Input:
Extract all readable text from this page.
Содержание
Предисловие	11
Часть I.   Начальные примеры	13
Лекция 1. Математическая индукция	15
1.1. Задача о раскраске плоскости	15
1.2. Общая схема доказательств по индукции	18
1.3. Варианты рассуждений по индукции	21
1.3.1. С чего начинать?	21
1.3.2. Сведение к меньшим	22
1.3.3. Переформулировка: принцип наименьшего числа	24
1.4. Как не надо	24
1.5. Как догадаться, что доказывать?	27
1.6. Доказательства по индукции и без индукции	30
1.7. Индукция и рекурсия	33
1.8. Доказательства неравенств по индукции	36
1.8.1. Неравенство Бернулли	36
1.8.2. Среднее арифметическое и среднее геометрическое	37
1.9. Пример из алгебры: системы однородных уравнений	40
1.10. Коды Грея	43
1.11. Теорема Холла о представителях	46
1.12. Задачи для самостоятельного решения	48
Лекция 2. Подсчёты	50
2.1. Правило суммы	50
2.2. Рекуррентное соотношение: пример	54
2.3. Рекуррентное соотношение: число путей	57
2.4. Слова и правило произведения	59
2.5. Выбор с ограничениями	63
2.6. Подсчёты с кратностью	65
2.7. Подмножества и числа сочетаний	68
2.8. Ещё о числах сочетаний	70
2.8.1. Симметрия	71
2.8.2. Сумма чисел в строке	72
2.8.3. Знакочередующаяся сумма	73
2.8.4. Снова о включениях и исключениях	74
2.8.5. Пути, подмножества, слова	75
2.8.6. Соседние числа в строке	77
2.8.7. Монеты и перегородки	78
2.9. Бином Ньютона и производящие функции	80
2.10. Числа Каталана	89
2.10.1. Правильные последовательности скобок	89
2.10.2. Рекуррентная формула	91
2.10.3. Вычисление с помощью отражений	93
==
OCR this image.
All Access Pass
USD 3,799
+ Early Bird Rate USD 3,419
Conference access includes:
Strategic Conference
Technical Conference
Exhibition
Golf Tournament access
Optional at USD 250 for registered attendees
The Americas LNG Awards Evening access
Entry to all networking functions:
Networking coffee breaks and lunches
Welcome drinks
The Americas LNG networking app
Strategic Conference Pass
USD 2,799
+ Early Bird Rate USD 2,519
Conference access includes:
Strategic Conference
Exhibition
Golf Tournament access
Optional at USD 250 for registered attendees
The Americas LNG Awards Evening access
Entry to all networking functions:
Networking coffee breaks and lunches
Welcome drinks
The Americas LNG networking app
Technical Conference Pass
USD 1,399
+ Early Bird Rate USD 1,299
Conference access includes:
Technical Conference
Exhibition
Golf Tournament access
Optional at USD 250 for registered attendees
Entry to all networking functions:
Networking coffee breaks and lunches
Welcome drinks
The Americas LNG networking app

Set exercise:
Return only the number of lines in the preceding records that contain the string "this".

The solution:
2